- **Directions for this task**
Below are some entries; can you quote all of them exactly?

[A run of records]
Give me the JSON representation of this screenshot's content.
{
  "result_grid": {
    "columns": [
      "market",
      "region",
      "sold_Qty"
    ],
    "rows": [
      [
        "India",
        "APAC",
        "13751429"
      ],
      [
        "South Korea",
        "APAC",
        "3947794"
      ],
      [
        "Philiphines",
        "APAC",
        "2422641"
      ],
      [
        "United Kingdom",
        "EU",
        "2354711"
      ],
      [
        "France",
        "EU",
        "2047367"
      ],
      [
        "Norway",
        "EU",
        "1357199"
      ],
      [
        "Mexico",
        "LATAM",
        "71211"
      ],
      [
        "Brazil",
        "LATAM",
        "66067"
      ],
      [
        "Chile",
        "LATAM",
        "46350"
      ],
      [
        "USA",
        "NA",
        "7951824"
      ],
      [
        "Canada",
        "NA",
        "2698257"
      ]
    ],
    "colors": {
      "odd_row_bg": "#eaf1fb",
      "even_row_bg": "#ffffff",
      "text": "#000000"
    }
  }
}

- **Expected answer**
Give me the JSON representation of this screenshot's content.
{
  "result_grid": {
    "columns": [
      "market",
      "region",
      "sold_Qty"
    ],
    "rows": [
      [
        "India",
        "APAC",
        "13751429"
      ],
      [
        "South Korea",
        "APAC",
        "3947794"
      ],
      [
        "Philiphines",
        "APAC",
        "2422641"
      ],
      [
        "United Kingdom",
        "EU",
        "2354711"
      ],
      [
        "France",
        "EU",
        "2047367"
      ],
      [
        "Norway",
        "EU",
        "1357199"
      ],
      [
        "Mexico",
        "LATAM",
        "71211"
      ],
      [
        "Brazil",
        "LATAM",
        "66067"
      ],
      [
        "Chile",
        "LATAM",
        "46350"
      ],
      [
        "USA",
        "NA",
        "7951824"
      ],
      [
        "Canada",
        "NA",
        "2698257"
      ]
    ],
    "colors": {
      "odd_row_bg": "#eaf1fb",
      "even_row_bg": "#ffffff",
      "text": "#000000"
    }
  }
}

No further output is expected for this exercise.